**Instruction**
Exclude images, then output the remaining data verbatim.

Excerpt from a dataset:
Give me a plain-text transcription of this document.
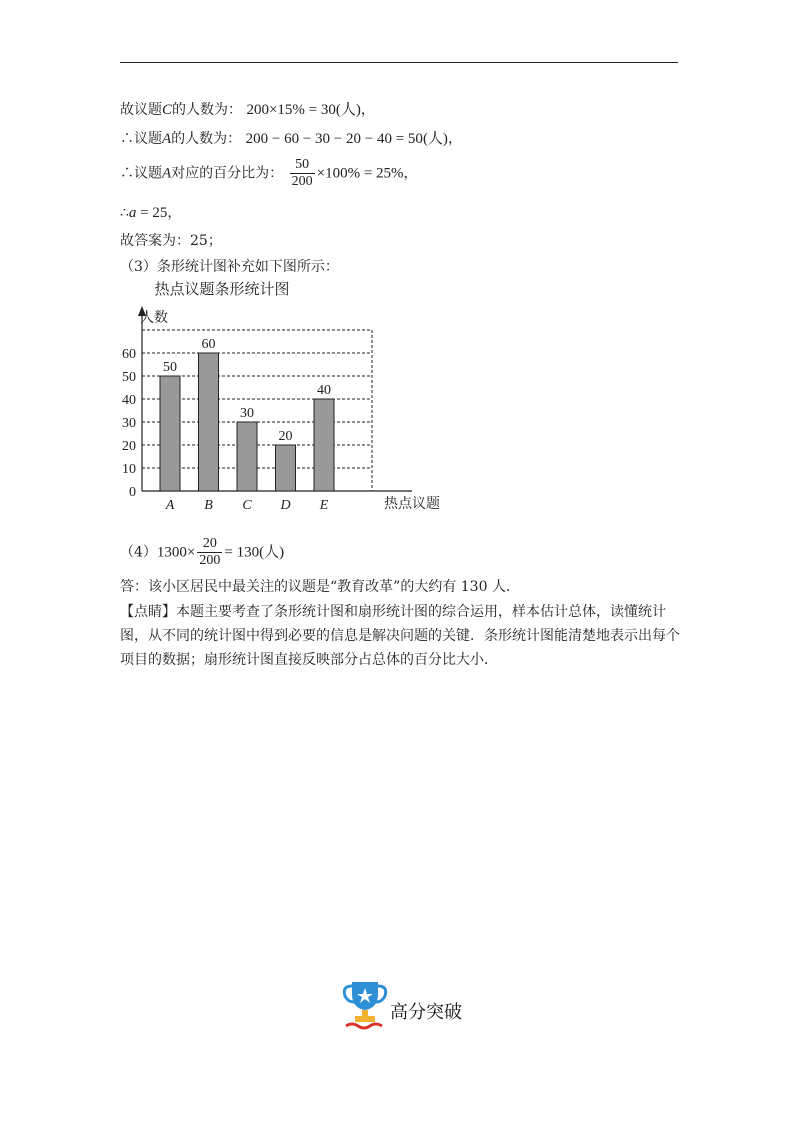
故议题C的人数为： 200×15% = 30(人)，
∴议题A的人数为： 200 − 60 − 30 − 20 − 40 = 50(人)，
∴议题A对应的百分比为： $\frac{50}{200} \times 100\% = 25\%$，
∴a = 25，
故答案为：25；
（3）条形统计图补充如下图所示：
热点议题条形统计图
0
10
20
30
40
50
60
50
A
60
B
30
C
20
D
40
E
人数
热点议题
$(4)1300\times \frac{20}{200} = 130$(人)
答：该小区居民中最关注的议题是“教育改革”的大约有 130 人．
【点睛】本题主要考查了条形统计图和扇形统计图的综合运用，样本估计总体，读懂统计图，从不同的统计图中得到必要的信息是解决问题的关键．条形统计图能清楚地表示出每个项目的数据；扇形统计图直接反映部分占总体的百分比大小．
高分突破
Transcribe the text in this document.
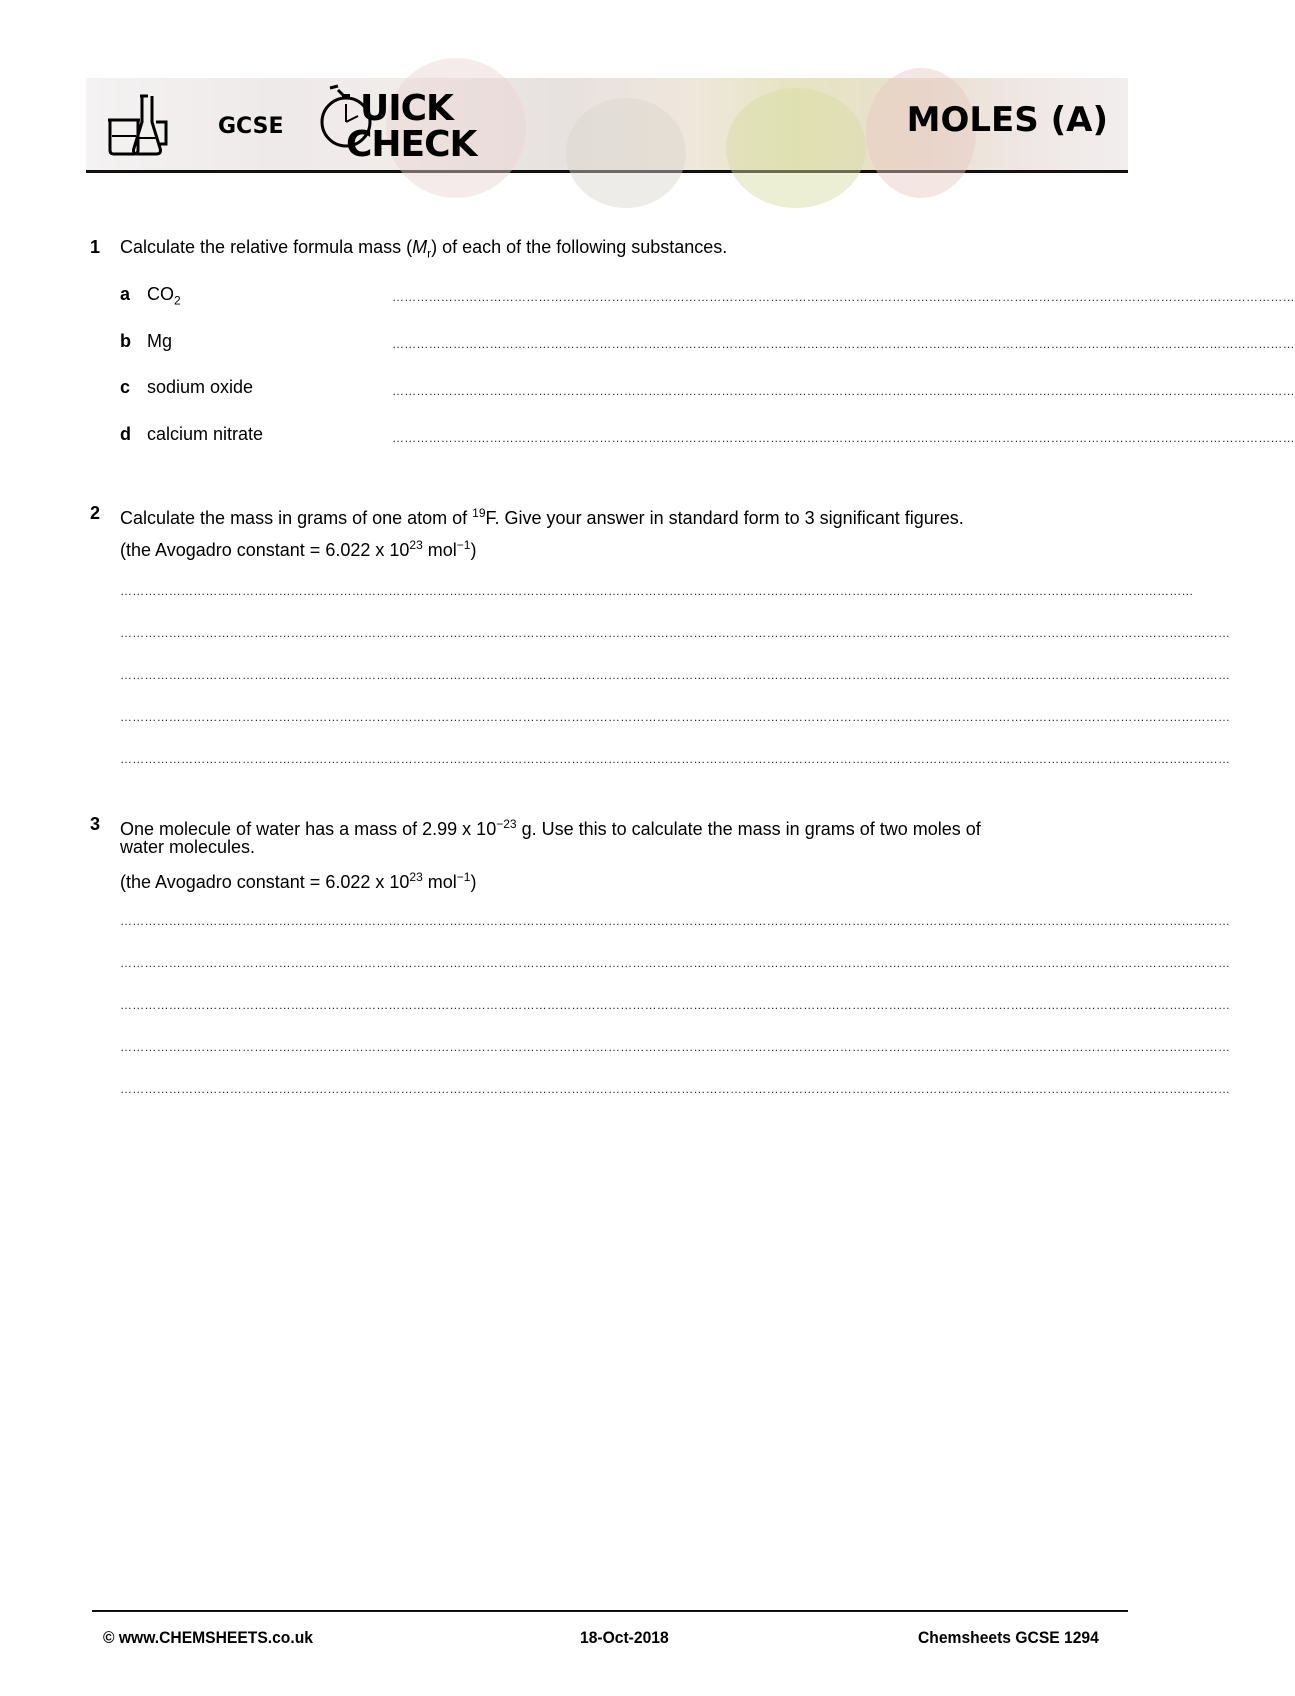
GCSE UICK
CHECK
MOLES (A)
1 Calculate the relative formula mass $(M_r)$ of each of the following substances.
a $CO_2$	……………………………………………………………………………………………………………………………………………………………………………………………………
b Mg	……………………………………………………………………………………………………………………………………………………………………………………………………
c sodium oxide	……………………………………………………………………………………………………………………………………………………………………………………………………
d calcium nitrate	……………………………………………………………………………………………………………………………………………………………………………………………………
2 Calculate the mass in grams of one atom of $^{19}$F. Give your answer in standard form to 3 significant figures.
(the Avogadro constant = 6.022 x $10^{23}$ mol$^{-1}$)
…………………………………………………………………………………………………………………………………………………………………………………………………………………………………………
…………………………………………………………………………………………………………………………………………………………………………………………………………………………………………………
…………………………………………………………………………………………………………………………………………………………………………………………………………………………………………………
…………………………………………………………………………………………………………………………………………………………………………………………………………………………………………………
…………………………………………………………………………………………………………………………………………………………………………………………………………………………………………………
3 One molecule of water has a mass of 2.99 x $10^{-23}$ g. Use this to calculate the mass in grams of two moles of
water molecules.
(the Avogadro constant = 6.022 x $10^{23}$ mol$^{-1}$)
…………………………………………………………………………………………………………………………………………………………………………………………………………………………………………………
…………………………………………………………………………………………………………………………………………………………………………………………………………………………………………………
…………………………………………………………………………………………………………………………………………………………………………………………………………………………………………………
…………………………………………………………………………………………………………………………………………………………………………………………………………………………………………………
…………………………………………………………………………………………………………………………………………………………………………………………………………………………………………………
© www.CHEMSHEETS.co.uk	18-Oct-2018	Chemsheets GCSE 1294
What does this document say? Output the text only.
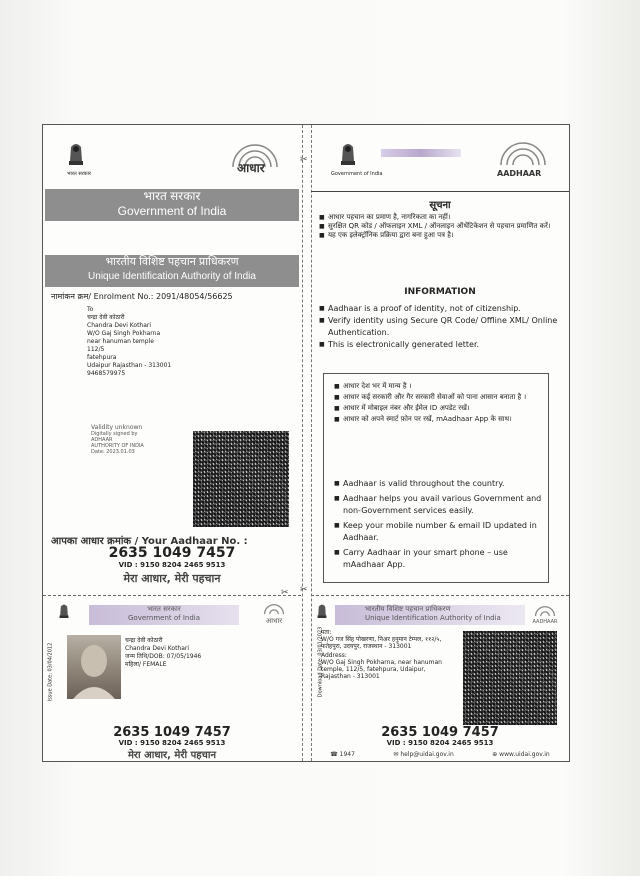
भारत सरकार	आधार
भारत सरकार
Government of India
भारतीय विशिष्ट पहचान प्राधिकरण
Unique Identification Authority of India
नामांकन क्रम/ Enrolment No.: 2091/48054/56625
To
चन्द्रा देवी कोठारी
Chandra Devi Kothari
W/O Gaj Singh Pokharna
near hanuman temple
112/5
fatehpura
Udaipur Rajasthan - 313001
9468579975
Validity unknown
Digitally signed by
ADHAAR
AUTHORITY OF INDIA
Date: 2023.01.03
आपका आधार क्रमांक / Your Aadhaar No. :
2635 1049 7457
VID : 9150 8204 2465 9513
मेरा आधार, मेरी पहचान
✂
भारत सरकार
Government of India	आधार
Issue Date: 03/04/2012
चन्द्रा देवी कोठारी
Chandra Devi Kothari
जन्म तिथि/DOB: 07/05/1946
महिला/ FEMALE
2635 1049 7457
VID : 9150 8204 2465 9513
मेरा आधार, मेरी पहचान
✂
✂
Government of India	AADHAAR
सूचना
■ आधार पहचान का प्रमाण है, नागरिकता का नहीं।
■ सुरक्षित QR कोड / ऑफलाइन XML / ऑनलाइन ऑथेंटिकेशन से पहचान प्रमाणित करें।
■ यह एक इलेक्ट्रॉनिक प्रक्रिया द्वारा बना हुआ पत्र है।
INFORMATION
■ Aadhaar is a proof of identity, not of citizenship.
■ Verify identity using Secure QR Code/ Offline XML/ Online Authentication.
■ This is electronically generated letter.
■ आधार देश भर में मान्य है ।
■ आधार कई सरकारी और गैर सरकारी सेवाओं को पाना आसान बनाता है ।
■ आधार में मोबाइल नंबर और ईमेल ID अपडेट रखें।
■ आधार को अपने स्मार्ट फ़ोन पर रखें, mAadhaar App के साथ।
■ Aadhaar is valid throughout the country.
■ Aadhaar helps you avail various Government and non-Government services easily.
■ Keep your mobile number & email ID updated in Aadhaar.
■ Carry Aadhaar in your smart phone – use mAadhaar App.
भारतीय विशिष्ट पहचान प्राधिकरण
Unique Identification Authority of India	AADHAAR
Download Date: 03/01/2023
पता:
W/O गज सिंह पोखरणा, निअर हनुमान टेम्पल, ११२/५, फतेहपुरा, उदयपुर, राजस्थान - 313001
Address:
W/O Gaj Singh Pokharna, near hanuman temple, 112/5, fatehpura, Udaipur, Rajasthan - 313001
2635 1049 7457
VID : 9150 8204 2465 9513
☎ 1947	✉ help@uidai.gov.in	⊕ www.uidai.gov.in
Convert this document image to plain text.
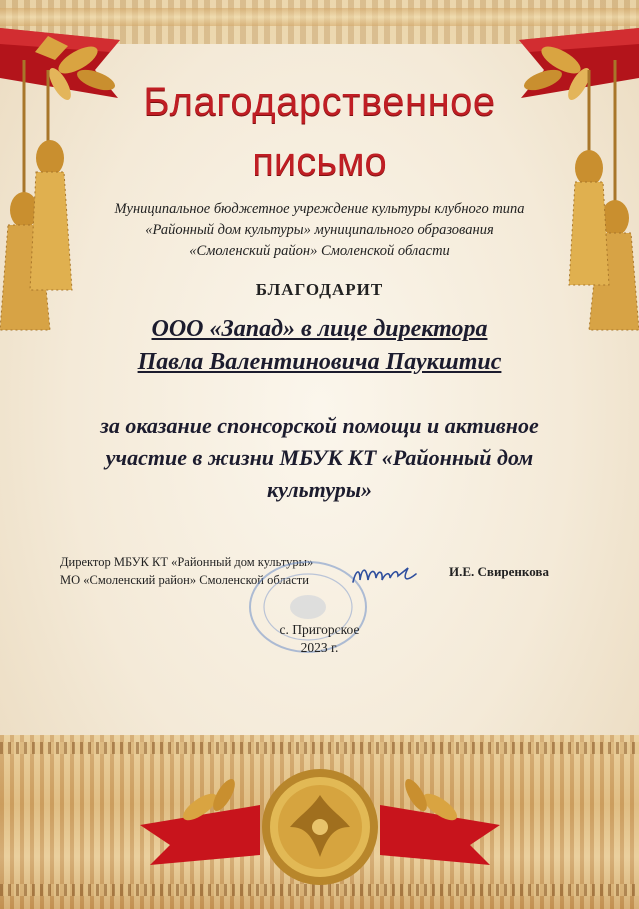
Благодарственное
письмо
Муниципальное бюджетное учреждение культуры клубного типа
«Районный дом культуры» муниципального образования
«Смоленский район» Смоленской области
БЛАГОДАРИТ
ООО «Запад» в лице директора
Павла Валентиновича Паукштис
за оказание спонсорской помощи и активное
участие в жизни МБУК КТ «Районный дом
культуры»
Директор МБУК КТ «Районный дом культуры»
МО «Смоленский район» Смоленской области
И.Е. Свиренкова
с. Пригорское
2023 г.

**The output**
Give me a plain-text transcription of this document.
故议题C的人数为： 200×15% = 30(人)，
∴议题A的人数为： 200 − 60 − 30 − 20 − 40 = 50(人)，
∴议题A对应的百分比为： $\frac{50}{200} \times 100\% = 25\%$，
∴a = 25，
故答案为：25；
（3）条形统计图补充如下图所示：
热点议题条形统计图
0
10
20
30
40
50
60
50
A
60
B
30
C
20
D
40
E
人数
热点议题
$(4)1300\times \frac{20}{200} = 130$(人)
答：该小区居民中最关注的议题是“教育改革”的大约有 130 人．
【点睛】本题主要考查了条形统计图和扇形统计图的综合运用，样本估计总体，读懂统计图，从不同的统计图中得到必要的信息是解决问题的关键．条形统计图能清楚地表示出每个项目的数据；扇形统计图直接反映部分占总体的百分比大小．
高分突破
Transcribe the text in this document.
GCSE UICK
CHECK
MOLES (A)
1 Calculate the relative formula mass $(M_r)$ of each of the following substances.
a $CO_2$	……………………………………………………………………………………………………………………………………………………………………………………………………
b Mg	……………………………………………………………………………………………………………………………………………………………………………………………………
c sodium oxide	……………………………………………………………………………………………………………………………………………………………………………………………………
d calcium nitrate	……………………………………………………………………………………………………………………………………………………………………………………………………
2 Calculate the mass in grams of one atom of $^{19}$F. Give your answer in standard form to 3 significant figures.
(the Avogadro constant = 6.022 x $10^{23}$ mol$^{-1}$)
…………………………………………………………………………………………………………………………………………………………………………………………………………………………………………
…………………………………………………………………………………………………………………………………………………………………………………………………………………………………………………
…………………………………………………………………………………………………………………………………………………………………………………………………………………………………………………
…………………………………………………………………………………………………………………………………………………………………………………………………………………………………………………
…………………………………………………………………………………………………………………………………………………………………………………………………………………………………………………
3 One molecule of water has a mass of 2.99 x $10^{-23}$ g. Use this to calculate the mass in grams of two moles of
water molecules.
(the Avogadro constant = 6.022 x $10^{23}$ mol$^{-1}$)
…………………………………………………………………………………………………………………………………………………………………………………………………………………………………………………
…………………………………………………………………………………………………………………………………………………………………………………………………………………………………………………
…………………………………………………………………………………………………………………………………………………………………………………………………………………………………………………
…………………………………………………………………………………………………………………………………………………………………………………………………………………………………………………
…………………………………………………………………………………………………………………………………………………………………………………………………………………………………………………
© www.CHEMSHEETS.co.uk	18-Oct-2018	Chemsheets GCSE 1294
What does this document say? Output the text only.
भारत सरकार	आधार
भारत सरकार
Government of India
भारतीय विशिष्ट पहचान प्राधिकरण
Unique Identification Authority of India
नामांकन क्रम/ Enrolment No.: 2091/48054/56625
To
चन्द्रा देवी कोठारी
Chandra Devi Kothari
W/O Gaj Singh Pokharna
near hanuman temple
112/5
fatehpura
Udaipur Rajasthan - 313001
9468579975
Validity unknown
Digitally signed by
ADHAAR
AUTHORITY OF INDIA
Date: 2023.01.03
आपका आधार क्रमांक / Your Aadhaar No. :
2635 1049 7457
VID : 9150 8204 2465 9513
मेरा आधार, मेरी पहचान
✂
भारत सरकार
Government of India	आधार
Issue Date: 03/04/2012
चन्द्रा देवी कोठारी
Chandra Devi Kothari
जन्म तिथि/DOB: 07/05/1946
महिला/ FEMALE
2635 1049 7457
VID : 9150 8204 2465 9513
मेरा आधार, मेरी पहचान
✂
✂
Government of India	AADHAAR
सूचना
■ आधार पहचान का प्रमाण है, नागरिकता का नहीं।
■ सुरक्षित QR कोड / ऑफलाइन XML / ऑनलाइन ऑथेंटिकेशन से पहचान प्रमाणित करें।
■ यह एक इलेक्ट्रॉनिक प्रक्रिया द्वारा बना हुआ पत्र है।
INFORMATION
■ Aadhaar is a proof of identity, not of citizenship.
■ Verify identity using Secure QR Code/ Offline XML/ Online Authentication.
■ This is electronically generated letter.
■ आधार देश भर में मान्य है ।
■ आधार कई सरकारी और गैर सरकारी सेवाओं को पाना आसान बनाता है ।
■ आधार में मोबाइल नंबर और ईमेल ID अपडेट रखें।
■ आधार को अपने स्मार्ट फ़ोन पर रखें, mAadhaar App के साथ।
■ Aadhaar is valid throughout the country.
■ Aadhaar helps you avail various Government and non-Government services easily.
■ Keep your mobile number & email ID updated in Aadhaar.
■ Carry Aadhaar in your smart phone – use mAadhaar App.
भारतीय विशिष्ट पहचान प्राधिकरण
Unique Identification Authority of India	AADHAAR
Download Date: 03/01/2023
पता:
W/O गज सिंह पोखरणा, निअर हनुमान टेम्पल, ११२/५, फतेहपुरा, उदयपुर, राजस्थान - 313001
Address:
W/O Gaj Singh Pokharna, near hanuman temple, 112/5, fatehpura, Udaipur, Rajasthan - 313001
2635 1049 7457
VID : 9150 8204 2465 9513
☎ 1947	✉ help@uidai.gov.in	⊕ www.uidai.gov.in
Convert this document image to plain text.
Благодарственное
письмо
Муниципальное бюджетное учреждение культуры клубного типа
«Районный дом культуры» муниципального образования
«Смоленский район» Смоленской области
БЛАГОДАРИТ
ООО «Запад» в лице директора
Павла Валентиновича Паукштис
за оказание спонсорской помощи и активное
участие в жизни МБУК КТ «Районный дом
культуры»
Директор МБУК КТ «Районный дом культуры»
МО «Смоленский район» Смоленской области
И.Е. Свиренкова
с. Пригорское
2023 г.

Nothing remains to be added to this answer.